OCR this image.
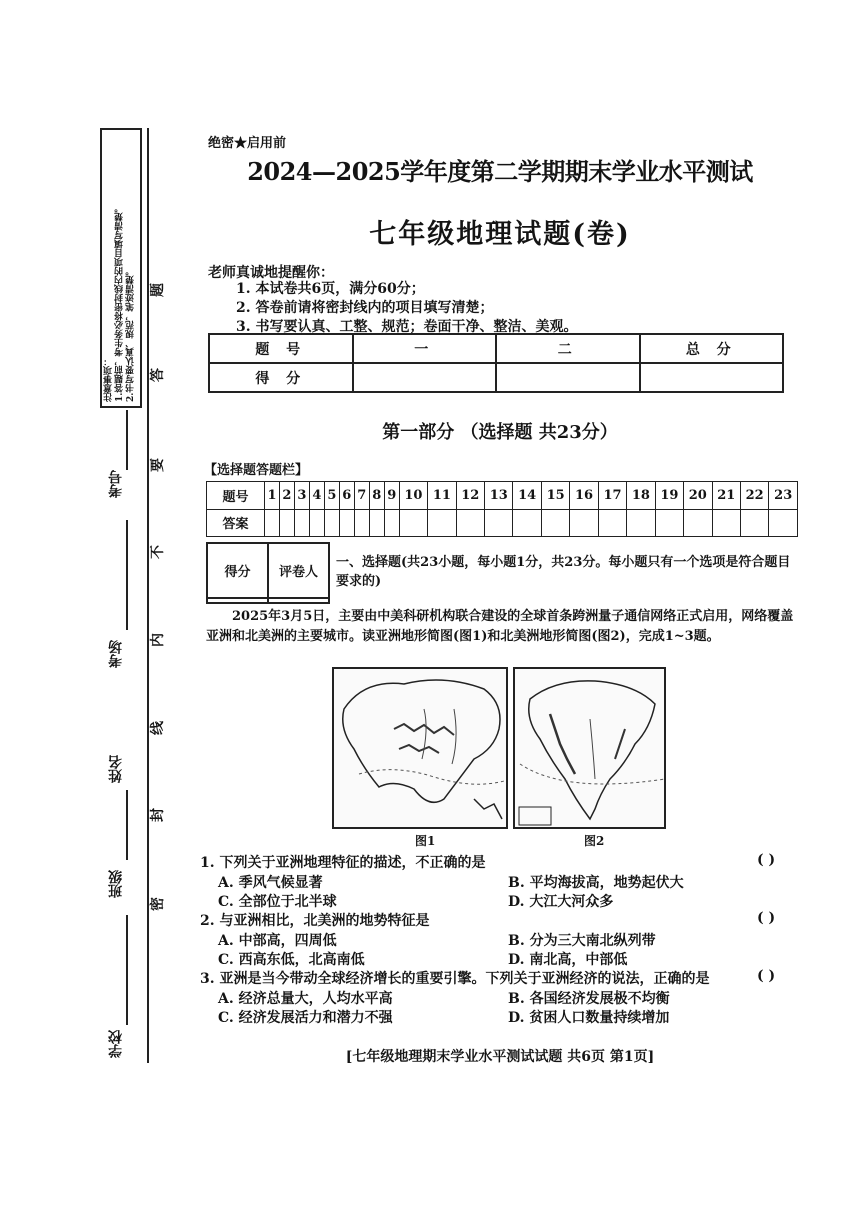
注意事项：
1.答题前，考生务必将密封线内的项目填写清楚。
2.书写要认真、规范，笔迹清楚。 题
答
要
不
内
线
封
密
考号
考场
姓名
班级
学校
绝密★启用前
2024—2025学年度第二学期期末学业水平测试
七年级地理试题(卷)
老师真诚地提醒你：
1. 本试卷共6页，满分60分；
2. 答卷前请将密封线内的项目填写清楚；
3. 书写要认真、工整、规范；卷面干净、整洁、美观。
题 号	一	二	总 分
得 分			
第一部分 （选择题 共23分）
【选择题答题栏】
题号	1	2	3	4	5	6	7	8	9	10	11	12	13	14	15	16	17	18	19	20	21	22	23
答案																							
得分	评卷人

一、选择题(共23小题，每小题1分，共23分。每小题只有一个选项是符合题目要求的)
2025年3月5日，主要由中美科研机构联合建设的全球首条跨洲量子通信网络正式启用，网络覆盖亚洲和北美洲的主要城市。读亚洲地形简图(图1)和北美洲地形简图(图2)，完成1~3题。
图1	图2
1. 下列关于亚洲地理特征的描述，不正确的是	( )
A. 季风气候显著	B. 平均海拔高，地势起伏大
C. 全部位于北半球	D. 大江大河众多
2. 与亚洲相比，北美洲的地势特征是	( )
A. 中部高，四周低	B. 分为三大南北纵列带
C. 西高东低，北高南低	D. 南北高，中部低
3. 亚洲是当今带动全球经济增长的重要引擎。下列关于亚洲经济的说法，正确的是	( )
A. 经济总量大，人均水平高	B. 各国经济发展极不均衡
C. 经济发展活力和潜力不强	D. 贫困人口数量持续增加
[七年级地理期末学业水平测试试题 共6页 第1页]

——

• Requirements:
Retype each line of the listing above word for word. Exclude the pictures.

• Solution to this exercise:
OCR this image.
注意事项：
1.答题前，考生务必将密封线内的项目填写清楚。
2.书写要认真、规范，笔迹清楚。 题
答
要
不
内
线
封
密
考号
考场
姓名
班级
学校
绝密★启用前
2024—2025学年度第二学期期末学业水平测试
七年级地理试题(卷)
老师真诚地提醒你：
1. 本试卷共6页，满分60分；
2. 答卷前请将密封线内的项目填写清楚；
3. 书写要认真、工整、规范；卷面干净、整洁、美观。
题 号	一	二	总 分
得 分			
第一部分 （选择题 共23分）
【选择题答题栏】
题号	1	2	3	4	5	6	7	8	9	10	11	12	13	14	15	16	17	18	19	20	21	22	23
答案																							
得分	评卷人

一、选择题(共23小题，每小题1分，共23分。每小题只有一个选项是符合题目要求的)
2025年3月5日，主要由中美科研机构联合建设的全球首条跨洲量子通信网络正式启用，网络覆盖亚洲和北美洲的主要城市。读亚洲地形简图(图1)和北美洲地形简图(图2)，完成1~3题。
图1	图2
1. 下列关于亚洲地理特征的描述，不正确的是	( )
A. 季风气候显著	B. 平均海拔高，地势起伏大
C. 全部位于北半球	D. 大江大河众多
2. 与亚洲相比，北美洲的地势特征是	( )
A. 中部高，四周低	B. 分为三大南北纵列带
C. 西高东低，北高南低	D. 南北高，中部低
3. 亚洲是当今带动全球经济增长的重要引擎。下列关于亚洲经济的说法，正确的是	( )
A. 经济总量大，人均水平高	B. 各国经济发展极不均衡
C. 经济发展活力和潜力不强	D. 贫困人口数量持续增加
[七年级地理期末学业水平测试试题 共6页 第1页]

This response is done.